**Data shown:**
*-*-*

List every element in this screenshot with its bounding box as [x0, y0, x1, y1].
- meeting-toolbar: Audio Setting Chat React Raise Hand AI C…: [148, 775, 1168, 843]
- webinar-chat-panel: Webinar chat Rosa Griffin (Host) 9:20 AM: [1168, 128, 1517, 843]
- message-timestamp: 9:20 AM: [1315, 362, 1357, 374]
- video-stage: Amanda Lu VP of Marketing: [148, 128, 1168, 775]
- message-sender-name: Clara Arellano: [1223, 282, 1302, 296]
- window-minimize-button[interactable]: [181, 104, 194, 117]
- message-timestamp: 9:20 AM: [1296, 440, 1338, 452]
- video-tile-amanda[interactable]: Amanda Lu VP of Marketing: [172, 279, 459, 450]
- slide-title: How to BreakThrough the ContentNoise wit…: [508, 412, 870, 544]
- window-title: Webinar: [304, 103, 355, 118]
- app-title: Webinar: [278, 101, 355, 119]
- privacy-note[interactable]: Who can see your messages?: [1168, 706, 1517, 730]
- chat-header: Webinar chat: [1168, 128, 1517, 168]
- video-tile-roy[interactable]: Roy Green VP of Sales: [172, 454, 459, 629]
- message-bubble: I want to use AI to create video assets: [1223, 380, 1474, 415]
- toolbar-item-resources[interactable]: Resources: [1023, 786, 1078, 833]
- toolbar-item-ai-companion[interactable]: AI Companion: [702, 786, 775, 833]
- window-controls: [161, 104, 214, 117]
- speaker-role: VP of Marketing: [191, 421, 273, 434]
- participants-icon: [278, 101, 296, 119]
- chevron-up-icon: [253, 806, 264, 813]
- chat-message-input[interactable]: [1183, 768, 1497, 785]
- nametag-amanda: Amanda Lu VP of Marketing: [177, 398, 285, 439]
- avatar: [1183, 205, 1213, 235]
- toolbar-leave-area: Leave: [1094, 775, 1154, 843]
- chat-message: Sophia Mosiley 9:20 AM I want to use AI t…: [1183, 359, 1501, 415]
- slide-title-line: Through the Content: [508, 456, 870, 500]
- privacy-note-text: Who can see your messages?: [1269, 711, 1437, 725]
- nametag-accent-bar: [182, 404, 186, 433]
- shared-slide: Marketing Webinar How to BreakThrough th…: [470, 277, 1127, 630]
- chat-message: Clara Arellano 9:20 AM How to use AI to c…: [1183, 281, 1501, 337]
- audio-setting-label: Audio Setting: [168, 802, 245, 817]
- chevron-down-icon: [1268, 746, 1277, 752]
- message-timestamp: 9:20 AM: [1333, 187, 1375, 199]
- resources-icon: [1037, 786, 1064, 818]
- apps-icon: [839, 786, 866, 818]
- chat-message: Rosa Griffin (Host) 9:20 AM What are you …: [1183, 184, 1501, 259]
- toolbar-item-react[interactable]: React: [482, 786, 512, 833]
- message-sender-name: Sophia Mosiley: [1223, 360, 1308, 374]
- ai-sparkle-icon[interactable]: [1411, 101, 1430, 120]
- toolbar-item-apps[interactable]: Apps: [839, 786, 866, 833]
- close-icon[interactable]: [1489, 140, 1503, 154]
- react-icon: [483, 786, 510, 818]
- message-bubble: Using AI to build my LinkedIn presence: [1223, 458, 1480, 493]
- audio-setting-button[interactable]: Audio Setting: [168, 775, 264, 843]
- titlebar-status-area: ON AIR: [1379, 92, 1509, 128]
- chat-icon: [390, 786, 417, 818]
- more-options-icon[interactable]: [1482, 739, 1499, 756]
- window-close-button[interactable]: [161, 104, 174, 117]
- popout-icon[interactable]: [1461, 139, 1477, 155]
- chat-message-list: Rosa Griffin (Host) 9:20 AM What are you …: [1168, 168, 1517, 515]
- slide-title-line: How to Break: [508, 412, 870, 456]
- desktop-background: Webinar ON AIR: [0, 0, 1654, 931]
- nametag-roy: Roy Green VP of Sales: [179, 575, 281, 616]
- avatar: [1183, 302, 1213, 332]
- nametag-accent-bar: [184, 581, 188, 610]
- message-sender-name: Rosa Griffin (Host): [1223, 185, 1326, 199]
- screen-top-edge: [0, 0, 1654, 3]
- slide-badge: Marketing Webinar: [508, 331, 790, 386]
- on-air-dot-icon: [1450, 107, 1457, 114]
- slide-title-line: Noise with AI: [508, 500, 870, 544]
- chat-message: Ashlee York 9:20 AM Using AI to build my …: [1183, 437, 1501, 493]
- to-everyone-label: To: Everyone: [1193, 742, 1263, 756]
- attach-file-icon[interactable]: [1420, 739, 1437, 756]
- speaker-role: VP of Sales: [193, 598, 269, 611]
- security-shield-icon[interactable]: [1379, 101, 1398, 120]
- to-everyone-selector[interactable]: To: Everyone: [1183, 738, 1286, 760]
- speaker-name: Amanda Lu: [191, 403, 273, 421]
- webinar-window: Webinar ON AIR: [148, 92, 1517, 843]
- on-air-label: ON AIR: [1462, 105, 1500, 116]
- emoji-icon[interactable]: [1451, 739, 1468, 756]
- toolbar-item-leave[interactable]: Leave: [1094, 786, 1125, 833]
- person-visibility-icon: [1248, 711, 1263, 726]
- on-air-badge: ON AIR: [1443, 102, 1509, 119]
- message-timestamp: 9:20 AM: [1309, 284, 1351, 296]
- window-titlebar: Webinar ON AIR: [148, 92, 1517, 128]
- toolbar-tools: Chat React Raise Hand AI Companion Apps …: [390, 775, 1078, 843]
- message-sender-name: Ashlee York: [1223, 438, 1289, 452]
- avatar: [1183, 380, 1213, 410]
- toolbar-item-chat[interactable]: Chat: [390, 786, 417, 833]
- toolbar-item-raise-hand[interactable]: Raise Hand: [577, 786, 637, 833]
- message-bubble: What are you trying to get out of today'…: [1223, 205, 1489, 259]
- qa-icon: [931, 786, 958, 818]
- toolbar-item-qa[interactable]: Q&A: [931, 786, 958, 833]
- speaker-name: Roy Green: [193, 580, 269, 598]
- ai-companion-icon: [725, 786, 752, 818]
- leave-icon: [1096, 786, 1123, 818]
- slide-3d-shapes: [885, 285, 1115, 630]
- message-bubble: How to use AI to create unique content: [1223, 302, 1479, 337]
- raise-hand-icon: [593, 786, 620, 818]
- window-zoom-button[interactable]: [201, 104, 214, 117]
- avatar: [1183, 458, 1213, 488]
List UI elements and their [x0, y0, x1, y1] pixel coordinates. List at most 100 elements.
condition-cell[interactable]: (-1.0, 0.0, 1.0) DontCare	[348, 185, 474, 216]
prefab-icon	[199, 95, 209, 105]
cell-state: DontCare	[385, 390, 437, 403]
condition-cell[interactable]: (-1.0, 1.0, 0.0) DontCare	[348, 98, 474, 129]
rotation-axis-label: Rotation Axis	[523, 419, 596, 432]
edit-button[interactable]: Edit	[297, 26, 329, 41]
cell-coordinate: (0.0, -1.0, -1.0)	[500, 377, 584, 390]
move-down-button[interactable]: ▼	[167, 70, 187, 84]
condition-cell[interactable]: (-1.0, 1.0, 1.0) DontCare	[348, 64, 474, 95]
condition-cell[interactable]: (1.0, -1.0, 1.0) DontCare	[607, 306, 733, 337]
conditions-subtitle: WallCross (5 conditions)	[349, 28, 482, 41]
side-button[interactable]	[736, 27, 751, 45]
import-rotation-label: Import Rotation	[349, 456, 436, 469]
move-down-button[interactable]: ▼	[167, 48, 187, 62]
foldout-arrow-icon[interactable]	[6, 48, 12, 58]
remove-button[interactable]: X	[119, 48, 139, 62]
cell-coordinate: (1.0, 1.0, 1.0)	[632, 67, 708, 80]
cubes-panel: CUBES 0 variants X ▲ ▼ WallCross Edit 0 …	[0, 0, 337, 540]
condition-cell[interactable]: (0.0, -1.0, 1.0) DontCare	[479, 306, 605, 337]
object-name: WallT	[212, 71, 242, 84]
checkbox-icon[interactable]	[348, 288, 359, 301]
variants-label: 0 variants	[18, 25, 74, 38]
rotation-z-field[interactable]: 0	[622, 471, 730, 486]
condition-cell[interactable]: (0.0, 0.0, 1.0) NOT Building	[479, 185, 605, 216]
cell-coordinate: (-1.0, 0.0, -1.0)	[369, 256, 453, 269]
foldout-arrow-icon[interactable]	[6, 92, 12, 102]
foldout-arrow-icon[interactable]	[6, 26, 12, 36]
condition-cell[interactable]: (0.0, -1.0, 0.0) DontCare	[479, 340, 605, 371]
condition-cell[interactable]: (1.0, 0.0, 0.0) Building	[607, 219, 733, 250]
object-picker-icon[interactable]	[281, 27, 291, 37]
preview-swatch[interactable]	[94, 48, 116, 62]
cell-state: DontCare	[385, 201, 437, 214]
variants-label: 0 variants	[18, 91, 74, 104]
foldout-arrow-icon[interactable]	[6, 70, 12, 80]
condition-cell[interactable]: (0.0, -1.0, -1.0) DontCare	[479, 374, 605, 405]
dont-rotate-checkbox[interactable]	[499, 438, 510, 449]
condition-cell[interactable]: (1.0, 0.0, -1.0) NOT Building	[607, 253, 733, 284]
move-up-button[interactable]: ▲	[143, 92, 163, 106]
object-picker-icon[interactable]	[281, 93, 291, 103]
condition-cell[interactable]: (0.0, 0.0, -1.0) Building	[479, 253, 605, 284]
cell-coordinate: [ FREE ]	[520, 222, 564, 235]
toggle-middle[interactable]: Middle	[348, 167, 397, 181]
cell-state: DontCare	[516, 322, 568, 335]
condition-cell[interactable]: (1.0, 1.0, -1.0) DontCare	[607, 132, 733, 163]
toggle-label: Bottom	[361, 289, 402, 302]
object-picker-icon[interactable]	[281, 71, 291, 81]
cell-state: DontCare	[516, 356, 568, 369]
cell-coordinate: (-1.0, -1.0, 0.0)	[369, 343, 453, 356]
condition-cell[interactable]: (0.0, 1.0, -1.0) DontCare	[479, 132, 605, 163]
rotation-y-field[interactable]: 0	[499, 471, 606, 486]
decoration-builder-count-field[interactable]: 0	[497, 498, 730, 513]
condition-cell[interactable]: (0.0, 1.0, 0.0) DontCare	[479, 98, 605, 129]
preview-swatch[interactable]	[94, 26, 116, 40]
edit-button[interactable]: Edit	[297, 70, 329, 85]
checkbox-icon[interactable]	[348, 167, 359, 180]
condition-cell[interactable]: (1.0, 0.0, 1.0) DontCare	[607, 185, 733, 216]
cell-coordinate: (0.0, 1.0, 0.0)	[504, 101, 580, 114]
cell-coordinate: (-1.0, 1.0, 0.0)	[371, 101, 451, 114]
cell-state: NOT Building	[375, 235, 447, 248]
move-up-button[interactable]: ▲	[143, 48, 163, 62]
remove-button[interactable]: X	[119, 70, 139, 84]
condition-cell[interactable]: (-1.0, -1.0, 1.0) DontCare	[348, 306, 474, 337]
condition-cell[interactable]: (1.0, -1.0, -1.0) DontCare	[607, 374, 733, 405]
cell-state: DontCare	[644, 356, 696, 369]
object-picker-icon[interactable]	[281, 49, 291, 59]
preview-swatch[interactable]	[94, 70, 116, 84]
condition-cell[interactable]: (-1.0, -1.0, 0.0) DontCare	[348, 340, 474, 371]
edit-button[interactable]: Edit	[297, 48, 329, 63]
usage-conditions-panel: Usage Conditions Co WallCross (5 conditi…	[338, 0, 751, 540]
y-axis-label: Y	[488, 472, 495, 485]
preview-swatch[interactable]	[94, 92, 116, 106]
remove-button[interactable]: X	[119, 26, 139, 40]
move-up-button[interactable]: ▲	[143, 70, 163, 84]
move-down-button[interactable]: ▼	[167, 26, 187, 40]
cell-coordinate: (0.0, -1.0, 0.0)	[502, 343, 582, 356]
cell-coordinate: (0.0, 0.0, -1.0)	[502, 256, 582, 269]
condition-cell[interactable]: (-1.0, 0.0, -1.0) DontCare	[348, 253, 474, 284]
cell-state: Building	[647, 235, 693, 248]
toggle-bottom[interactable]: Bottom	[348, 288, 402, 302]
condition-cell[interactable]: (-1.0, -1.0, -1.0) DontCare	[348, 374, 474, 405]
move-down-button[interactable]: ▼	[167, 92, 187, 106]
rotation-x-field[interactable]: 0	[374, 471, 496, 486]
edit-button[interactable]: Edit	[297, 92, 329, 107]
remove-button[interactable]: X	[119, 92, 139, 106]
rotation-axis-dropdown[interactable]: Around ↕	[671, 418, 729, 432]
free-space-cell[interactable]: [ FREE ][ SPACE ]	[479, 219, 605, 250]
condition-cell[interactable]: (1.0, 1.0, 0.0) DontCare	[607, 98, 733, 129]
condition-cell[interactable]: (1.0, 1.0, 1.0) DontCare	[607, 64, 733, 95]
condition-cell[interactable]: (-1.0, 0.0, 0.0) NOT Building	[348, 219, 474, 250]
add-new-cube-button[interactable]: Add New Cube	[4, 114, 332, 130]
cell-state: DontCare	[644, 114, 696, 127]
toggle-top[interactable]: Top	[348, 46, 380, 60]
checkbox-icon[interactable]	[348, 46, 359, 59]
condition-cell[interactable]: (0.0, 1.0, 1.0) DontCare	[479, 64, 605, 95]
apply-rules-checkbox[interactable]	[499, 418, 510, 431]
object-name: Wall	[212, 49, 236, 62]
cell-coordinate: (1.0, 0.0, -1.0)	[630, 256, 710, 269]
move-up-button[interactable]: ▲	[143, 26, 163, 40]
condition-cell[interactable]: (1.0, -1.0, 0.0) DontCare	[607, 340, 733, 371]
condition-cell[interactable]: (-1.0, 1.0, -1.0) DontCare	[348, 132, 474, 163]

*-*-*

**Your goal:** Reproduce the rows word for word, from the first line of the rows through the line containing "- slide-title-line: Through", including both of those lines.

**Task output:**
List every element in this screenshot with its bounding box as [x0, y0, x1, y1].
- meeting-toolbar: Audio Setting Chat React Raise Hand AI C…: [148, 775, 1168, 843]
- webinar-chat-panel: Webinar chat Rosa Griffin (Host) 9:20 AM: [1168, 128, 1517, 843]
- message-timestamp: 9:20 AM: [1315, 362, 1357, 374]
- video-stage: Amanda Lu VP of Marketing: [148, 128, 1168, 775]
- message-sender-name: Clara Arellano: [1223, 282, 1302, 296]
- window-minimize-button[interactable]: [181, 104, 194, 117]
- message-timestamp: 9:20 AM: [1296, 440, 1338, 452]
- video-tile-amanda[interactable]: Amanda Lu VP of Marketing: [172, 279, 459, 450]
- slide-title: How to BreakThrough the ContentNoise wit…: [508, 412, 870, 544]
- window-title: Webinar: [304, 103, 355, 118]
- app-title: Webinar: [278, 101, 355, 119]
- privacy-note[interactable]: Who can see your messages?: [1168, 706, 1517, 730]
- chat-header: Webinar chat: [1168, 128, 1517, 168]
- video-tile-roy[interactable]: Roy Green VP of Sales: [172, 454, 459, 629]
- message-bubble: I want to use AI to create video assets: [1223, 380, 1474, 415]
- toolbar-item-resources[interactable]: Resources: [1023, 786, 1078, 833]
- toolbar-item-ai-companion[interactable]: AI Companion: [702, 786, 775, 833]
- window-controls: [161, 104, 214, 117]
- speaker-role: VP of Marketing: [191, 421, 273, 434]
- participants-icon: [278, 101, 296, 119]
- chevron-up-icon: [253, 806, 264, 813]
- chat-message-input[interactable]: [1183, 768, 1497, 785]
- nametag-amanda: Amanda Lu VP of Marketing: [177, 398, 285, 439]
- avatar: [1183, 205, 1213, 235]
- toolbar-leave-area: Leave: [1094, 775, 1154, 843]
- chat-message: Sophia Mosiley 9:20 AM I want to use AI t…: [1183, 359, 1501, 415]
- slide-title-line: Through the Content: [508, 456, 870, 500]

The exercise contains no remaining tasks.